AIM OF THE TASK:
Filter the records for lines holding the string "conseillers".

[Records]
↓↓↓
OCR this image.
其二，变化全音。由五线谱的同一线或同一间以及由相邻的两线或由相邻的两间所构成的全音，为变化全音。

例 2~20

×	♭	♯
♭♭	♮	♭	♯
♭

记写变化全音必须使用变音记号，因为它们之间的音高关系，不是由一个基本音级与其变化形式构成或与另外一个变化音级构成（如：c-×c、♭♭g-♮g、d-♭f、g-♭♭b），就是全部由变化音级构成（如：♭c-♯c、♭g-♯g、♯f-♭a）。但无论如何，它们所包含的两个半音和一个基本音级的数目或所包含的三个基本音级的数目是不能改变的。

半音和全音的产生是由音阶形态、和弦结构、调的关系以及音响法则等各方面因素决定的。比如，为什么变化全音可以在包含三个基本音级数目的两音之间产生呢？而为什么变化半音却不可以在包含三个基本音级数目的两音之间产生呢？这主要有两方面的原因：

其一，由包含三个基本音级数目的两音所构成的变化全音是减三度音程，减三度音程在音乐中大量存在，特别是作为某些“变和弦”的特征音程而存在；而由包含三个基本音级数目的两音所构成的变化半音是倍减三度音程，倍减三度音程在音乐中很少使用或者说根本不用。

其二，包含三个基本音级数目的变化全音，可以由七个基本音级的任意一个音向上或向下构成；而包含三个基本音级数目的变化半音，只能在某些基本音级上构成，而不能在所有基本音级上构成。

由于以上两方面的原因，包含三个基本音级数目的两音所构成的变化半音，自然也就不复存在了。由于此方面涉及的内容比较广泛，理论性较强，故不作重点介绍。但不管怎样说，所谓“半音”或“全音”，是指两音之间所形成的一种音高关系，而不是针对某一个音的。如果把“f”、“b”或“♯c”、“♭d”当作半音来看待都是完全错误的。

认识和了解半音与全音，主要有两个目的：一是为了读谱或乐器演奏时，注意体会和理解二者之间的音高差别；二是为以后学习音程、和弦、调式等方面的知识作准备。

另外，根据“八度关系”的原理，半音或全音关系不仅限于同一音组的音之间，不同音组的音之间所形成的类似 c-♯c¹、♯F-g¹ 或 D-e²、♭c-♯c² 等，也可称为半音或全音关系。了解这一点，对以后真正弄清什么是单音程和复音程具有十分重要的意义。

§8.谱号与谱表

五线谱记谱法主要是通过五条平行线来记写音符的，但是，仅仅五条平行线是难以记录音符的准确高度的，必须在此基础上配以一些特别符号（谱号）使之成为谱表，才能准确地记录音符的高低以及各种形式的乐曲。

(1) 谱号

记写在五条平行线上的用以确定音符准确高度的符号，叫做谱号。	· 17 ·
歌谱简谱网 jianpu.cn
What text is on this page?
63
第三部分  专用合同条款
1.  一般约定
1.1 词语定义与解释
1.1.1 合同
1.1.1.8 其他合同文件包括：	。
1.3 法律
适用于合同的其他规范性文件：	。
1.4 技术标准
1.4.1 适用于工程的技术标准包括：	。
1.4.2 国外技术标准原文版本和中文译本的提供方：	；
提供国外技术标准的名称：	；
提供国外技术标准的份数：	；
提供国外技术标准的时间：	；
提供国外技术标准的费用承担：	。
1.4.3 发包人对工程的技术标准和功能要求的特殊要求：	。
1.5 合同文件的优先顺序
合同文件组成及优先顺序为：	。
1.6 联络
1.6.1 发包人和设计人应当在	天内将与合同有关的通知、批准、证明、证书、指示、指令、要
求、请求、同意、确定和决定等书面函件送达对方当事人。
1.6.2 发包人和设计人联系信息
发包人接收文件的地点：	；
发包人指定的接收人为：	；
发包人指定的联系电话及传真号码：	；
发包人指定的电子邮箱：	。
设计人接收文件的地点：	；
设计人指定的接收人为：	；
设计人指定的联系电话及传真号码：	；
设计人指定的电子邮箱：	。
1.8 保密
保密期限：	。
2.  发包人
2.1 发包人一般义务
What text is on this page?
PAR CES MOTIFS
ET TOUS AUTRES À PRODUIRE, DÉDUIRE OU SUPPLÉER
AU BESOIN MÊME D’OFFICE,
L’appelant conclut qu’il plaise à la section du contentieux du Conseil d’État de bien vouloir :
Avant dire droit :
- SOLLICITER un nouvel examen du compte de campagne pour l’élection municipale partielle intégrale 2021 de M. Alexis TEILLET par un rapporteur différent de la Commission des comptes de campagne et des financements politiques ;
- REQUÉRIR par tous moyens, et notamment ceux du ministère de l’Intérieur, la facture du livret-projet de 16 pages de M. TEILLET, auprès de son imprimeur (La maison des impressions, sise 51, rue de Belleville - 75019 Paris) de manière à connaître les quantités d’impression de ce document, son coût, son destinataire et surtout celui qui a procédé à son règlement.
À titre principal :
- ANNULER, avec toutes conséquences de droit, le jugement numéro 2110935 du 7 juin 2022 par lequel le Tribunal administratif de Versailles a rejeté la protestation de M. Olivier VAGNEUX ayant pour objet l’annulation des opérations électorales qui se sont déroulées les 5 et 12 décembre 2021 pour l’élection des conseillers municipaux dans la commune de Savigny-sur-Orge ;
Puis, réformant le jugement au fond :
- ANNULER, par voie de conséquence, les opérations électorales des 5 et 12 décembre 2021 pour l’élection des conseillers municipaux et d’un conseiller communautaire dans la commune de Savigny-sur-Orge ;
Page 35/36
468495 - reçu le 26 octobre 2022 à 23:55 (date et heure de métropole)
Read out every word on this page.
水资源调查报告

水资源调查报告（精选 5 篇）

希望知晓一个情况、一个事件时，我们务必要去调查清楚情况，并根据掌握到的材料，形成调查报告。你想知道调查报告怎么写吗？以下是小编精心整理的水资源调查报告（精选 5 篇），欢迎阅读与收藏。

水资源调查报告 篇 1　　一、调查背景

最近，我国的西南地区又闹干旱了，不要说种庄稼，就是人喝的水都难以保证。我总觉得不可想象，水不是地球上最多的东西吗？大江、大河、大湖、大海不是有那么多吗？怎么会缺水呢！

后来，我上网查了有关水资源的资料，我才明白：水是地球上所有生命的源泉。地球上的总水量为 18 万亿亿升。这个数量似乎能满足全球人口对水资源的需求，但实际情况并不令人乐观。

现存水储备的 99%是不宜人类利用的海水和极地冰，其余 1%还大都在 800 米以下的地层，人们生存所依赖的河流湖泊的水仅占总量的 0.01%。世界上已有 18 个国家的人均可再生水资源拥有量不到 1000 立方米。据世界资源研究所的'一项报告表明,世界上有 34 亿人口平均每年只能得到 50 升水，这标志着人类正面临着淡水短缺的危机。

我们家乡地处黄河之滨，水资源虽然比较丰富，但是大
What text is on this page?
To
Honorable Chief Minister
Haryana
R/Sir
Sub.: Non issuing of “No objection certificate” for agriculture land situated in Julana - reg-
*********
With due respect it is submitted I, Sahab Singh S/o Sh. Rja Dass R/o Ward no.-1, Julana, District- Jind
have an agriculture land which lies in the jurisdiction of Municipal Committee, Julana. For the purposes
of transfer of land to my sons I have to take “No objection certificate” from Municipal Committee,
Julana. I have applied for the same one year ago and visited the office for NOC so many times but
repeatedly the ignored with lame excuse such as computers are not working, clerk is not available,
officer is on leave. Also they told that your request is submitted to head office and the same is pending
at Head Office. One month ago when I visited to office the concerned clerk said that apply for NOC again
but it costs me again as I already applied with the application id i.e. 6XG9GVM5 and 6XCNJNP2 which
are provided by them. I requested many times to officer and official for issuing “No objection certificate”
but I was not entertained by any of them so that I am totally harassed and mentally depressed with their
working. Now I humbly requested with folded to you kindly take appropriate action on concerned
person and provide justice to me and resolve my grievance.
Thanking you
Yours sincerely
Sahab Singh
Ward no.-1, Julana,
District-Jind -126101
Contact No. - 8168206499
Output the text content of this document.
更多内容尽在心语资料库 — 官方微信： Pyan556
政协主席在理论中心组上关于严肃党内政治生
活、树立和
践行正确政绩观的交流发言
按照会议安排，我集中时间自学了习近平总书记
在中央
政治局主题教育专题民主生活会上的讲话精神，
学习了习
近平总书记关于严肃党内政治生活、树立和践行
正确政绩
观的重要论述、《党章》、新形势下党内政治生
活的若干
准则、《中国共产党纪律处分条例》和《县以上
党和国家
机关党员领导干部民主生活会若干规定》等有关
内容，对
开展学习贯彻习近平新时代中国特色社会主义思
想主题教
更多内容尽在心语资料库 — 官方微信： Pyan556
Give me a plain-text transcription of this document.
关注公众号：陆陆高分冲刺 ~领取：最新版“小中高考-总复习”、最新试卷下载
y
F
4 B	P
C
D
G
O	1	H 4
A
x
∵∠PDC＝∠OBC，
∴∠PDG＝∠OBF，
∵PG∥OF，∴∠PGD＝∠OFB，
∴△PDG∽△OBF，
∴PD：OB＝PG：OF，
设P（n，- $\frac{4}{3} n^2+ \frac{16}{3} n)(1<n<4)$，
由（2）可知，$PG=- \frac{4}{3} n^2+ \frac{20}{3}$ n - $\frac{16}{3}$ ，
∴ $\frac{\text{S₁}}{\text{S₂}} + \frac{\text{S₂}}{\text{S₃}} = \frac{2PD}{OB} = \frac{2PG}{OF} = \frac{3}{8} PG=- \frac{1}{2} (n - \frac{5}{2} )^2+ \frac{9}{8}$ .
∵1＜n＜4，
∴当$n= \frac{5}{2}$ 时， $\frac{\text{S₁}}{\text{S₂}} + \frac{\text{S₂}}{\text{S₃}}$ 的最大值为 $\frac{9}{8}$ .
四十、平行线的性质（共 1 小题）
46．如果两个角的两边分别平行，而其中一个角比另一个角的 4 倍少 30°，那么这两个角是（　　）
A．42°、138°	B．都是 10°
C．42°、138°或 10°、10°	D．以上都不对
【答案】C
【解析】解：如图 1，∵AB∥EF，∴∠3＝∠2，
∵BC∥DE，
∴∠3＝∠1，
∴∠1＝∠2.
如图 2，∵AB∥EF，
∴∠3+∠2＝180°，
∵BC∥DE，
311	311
↑↑↑
SOLUTION TO THE EXERCISE:
- ANNULER, avec toutes conséquences de droit, le jugement numéro 2110935 du 7 juin 2022 par lequel le Tribunal administratif de Versailles a rejeté la protestation de M. Olivier VAGNEUX ayant pour objet l’annulation des opérations électorales qui se sont déroulées les 5 et 12 décembre 2021 pour l’élection des conseillers municipaux dans la commune de Savigny-sur-Orge ;
- ANNULER, par voie de conséquence, les opérations électorales des 5 et 12 décembre 2021 pour l’élection des conseillers municipaux et d’un conseiller communautaire dans la commune de Savigny-sur-Orge ;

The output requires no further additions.